- WHAT THIS TASK INVOLVES -
Retype the records below word for word and omit any image.

##############################

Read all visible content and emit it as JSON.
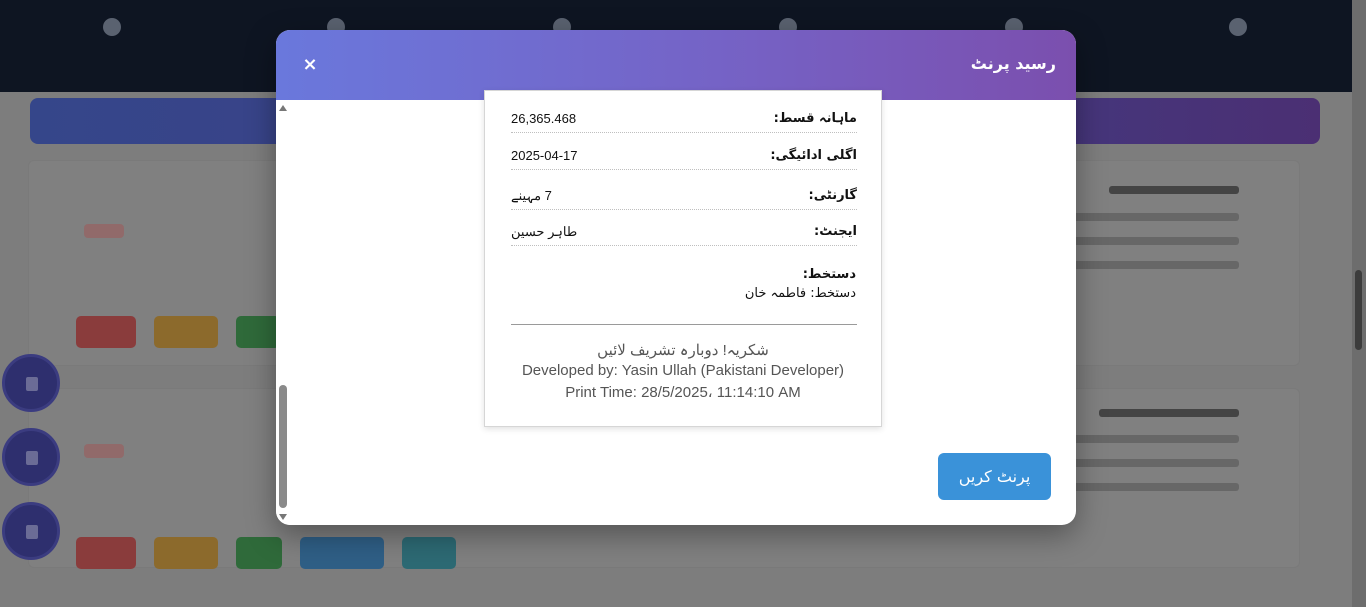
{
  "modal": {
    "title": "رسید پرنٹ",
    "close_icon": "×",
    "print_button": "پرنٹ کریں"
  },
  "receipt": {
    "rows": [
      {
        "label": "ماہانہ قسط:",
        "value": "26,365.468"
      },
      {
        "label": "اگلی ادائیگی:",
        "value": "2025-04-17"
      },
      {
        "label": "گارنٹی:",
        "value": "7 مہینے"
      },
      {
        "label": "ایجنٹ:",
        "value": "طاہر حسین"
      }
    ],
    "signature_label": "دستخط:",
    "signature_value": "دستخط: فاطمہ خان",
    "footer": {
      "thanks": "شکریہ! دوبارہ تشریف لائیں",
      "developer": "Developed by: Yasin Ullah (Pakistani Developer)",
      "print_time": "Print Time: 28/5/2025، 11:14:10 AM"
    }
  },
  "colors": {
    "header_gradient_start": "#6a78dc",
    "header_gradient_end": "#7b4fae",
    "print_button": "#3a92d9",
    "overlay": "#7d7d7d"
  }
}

##############################

- RESPONSE BELOW -
Read all visible content and emit it as JSON.
{
  "modal": {
    "title": "رسید پرنٹ",
    "close_icon": "×",
    "print_button": "پرنٹ کریں"
  },
  "receipt": {
    "rows": [
      {
        "label": "ماہانہ قسط:",
        "value": "26,365.468"
      },
      {
        "label": "اگلی ادائیگی:",
        "value": "2025-04-17"
      },
      {
        "label": "گارنٹی:",
        "value": "7 مہینے"
      },
      {
        "label": "ایجنٹ:",
        "value": "طاہر حسین"
      }
    ],
    "signature_label": "دستخط:",
    "signature_value": "دستخط: فاطمہ خان",
    "footer": {
      "thanks": "شکریہ! دوبارہ تشریف لائیں",
      "developer": "Developed by: Yasin Ullah (Pakistani Developer)",
      "print_time": "Print Time: 28/5/2025، 11:14:10 AM"
    }
  },
  "colors": {
    "header_gradient_start": "#6a78dc",
    "header_gradient_end": "#7b4fae",
    "print_button": "#3a92d9",
    "overlay": "#7d7d7d"
  }
}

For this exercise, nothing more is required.